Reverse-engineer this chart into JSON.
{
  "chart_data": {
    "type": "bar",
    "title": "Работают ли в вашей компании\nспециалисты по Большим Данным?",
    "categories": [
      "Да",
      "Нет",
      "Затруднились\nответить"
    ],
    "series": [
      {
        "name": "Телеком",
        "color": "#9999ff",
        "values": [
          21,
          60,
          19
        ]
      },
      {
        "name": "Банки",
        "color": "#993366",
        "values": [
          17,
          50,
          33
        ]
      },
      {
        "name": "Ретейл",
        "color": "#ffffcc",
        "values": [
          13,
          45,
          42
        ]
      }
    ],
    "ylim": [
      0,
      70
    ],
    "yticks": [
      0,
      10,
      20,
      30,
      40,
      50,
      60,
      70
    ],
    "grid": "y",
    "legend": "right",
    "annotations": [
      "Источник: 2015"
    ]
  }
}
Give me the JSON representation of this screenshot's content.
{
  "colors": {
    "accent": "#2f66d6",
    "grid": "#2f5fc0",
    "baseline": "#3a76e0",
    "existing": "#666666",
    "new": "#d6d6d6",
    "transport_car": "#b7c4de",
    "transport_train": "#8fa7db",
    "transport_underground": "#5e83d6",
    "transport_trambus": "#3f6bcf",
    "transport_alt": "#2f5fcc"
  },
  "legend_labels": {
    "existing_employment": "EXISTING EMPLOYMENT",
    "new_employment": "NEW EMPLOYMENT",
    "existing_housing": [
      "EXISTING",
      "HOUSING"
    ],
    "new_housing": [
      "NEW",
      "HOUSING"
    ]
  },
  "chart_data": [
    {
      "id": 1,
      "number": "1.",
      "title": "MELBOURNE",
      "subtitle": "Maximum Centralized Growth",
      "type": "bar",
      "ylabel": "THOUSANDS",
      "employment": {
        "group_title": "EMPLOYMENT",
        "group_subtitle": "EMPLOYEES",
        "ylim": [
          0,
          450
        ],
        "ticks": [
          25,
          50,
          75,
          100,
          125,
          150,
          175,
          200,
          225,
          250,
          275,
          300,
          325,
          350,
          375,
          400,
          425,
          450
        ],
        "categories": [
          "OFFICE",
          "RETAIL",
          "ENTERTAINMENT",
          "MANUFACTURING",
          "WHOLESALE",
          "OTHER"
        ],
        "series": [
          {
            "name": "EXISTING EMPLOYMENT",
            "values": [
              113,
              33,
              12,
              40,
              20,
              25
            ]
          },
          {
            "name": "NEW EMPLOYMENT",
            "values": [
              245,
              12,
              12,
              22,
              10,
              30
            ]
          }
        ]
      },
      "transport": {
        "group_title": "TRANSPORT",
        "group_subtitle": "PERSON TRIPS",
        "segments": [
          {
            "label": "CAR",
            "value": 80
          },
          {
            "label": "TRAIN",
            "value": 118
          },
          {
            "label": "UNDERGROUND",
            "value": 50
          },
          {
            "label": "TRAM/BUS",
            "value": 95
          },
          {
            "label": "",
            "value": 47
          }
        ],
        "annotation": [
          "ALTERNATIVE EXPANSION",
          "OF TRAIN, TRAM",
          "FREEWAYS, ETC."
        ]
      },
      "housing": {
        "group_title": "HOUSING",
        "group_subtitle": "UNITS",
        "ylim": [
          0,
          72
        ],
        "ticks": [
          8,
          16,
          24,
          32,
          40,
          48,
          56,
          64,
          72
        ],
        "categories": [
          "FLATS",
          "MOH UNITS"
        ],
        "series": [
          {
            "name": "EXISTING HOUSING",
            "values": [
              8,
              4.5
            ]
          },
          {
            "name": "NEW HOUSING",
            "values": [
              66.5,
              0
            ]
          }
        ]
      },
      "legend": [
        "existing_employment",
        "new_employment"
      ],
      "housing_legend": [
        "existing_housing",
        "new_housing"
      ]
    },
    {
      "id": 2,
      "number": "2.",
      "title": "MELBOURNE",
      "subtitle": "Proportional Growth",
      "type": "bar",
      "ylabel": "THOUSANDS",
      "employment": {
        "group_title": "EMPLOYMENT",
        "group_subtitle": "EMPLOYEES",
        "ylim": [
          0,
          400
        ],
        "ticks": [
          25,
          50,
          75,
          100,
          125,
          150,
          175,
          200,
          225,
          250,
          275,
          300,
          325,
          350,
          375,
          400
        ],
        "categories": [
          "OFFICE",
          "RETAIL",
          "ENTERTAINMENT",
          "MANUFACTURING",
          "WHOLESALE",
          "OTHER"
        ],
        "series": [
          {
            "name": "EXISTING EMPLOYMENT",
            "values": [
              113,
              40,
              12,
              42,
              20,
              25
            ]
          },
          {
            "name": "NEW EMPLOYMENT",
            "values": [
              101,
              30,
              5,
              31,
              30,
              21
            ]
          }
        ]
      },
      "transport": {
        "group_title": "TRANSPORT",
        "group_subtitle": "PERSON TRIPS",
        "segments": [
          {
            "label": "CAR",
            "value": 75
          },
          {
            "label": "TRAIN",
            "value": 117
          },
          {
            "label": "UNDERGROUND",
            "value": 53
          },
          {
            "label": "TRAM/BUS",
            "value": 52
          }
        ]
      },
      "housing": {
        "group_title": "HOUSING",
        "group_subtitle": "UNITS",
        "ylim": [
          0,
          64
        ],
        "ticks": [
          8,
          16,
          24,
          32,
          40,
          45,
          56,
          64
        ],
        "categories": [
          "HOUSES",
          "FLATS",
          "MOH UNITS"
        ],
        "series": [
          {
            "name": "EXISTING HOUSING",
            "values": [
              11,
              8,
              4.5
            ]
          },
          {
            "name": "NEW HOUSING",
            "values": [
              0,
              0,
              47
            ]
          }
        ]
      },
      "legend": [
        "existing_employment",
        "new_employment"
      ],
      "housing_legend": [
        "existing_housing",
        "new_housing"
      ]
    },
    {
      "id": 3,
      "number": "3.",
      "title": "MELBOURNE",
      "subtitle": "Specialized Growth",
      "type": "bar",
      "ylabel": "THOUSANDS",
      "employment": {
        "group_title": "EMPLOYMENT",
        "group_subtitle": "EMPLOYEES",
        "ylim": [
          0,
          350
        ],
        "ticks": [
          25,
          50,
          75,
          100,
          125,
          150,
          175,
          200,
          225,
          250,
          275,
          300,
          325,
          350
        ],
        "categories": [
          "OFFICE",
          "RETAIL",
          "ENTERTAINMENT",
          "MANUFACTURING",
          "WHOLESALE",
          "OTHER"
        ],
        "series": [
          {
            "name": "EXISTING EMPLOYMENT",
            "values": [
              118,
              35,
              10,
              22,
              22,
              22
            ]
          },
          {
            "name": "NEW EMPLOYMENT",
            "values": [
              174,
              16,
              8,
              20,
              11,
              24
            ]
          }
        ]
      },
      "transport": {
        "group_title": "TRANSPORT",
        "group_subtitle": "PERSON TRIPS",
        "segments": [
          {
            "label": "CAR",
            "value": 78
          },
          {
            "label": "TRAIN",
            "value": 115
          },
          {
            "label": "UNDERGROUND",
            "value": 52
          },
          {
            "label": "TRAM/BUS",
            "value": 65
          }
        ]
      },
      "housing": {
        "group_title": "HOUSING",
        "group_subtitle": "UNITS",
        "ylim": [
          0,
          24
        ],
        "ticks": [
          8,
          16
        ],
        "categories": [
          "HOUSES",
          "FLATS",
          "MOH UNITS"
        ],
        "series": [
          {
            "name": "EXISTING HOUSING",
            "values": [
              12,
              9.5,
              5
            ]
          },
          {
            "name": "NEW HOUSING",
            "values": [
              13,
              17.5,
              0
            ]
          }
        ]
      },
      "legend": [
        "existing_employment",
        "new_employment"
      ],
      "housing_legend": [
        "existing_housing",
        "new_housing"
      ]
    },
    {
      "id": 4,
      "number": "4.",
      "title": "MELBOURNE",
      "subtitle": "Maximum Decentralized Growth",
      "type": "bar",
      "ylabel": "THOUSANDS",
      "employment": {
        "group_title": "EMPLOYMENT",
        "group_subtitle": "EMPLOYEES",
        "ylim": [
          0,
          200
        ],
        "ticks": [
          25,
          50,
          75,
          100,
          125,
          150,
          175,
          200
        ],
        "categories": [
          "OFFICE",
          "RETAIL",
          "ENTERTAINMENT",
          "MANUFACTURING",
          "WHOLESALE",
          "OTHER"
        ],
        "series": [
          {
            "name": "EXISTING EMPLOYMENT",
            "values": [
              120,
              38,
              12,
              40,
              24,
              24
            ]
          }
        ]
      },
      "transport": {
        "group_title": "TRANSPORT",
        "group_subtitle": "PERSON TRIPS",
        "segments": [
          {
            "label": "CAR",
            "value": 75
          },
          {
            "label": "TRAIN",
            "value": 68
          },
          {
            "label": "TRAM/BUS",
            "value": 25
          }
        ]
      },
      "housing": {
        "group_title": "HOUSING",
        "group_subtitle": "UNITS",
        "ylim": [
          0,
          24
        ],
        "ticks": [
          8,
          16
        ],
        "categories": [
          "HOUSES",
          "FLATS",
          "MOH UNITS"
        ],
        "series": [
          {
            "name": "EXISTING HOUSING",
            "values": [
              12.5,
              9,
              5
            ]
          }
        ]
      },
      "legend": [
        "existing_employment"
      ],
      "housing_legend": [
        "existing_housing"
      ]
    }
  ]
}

==================================================

WORK REQUIRED: Of the lines in the entries above, how many include "Maximum"? Only the number should be given.

FULL RESPONSE: 2